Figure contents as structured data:
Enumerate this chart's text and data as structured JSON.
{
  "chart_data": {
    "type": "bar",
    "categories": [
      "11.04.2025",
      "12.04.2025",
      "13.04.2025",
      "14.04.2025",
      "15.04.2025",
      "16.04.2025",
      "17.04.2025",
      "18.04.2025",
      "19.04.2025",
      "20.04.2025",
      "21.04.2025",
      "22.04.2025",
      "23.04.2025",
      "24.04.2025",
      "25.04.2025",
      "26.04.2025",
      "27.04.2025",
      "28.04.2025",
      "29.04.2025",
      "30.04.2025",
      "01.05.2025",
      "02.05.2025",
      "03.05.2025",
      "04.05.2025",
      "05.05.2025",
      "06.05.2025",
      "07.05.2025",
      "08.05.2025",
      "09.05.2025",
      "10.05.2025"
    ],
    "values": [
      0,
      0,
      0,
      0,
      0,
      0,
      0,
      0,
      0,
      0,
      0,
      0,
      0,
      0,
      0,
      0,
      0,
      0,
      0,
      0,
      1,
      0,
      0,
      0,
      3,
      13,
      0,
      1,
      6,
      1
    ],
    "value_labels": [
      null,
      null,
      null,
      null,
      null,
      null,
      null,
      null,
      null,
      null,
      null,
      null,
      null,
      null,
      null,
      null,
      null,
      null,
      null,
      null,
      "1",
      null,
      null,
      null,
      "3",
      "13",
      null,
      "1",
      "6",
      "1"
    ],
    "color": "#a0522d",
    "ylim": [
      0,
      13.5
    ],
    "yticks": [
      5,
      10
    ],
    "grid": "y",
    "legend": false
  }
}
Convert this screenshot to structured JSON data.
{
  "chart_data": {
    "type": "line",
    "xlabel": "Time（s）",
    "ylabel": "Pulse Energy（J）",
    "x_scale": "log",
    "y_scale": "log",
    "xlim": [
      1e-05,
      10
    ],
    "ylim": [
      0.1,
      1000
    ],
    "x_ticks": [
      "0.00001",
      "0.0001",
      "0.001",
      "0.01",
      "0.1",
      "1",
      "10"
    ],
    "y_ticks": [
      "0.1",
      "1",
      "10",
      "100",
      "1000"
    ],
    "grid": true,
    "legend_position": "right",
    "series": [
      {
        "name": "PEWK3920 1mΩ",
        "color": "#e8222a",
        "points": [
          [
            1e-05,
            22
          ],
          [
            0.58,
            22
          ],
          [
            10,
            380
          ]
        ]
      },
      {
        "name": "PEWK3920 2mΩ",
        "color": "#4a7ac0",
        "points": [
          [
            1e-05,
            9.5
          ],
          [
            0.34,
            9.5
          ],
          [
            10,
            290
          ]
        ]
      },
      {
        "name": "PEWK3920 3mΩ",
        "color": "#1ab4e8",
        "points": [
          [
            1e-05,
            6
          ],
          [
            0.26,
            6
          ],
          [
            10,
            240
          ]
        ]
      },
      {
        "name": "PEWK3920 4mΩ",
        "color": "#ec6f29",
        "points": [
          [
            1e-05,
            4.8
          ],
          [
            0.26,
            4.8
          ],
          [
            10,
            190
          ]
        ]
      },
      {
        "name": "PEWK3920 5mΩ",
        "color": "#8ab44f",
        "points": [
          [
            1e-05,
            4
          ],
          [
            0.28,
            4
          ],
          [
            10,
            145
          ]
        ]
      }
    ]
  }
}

• _EXERCISE REQUIREMENTS_
Your task is to pick out every line with the string "this" and copy it.

• _EXERCISE ANSWER_
Enumerate this chart's text and data as structured JSON.
Convert this screenshot to structured JSON data.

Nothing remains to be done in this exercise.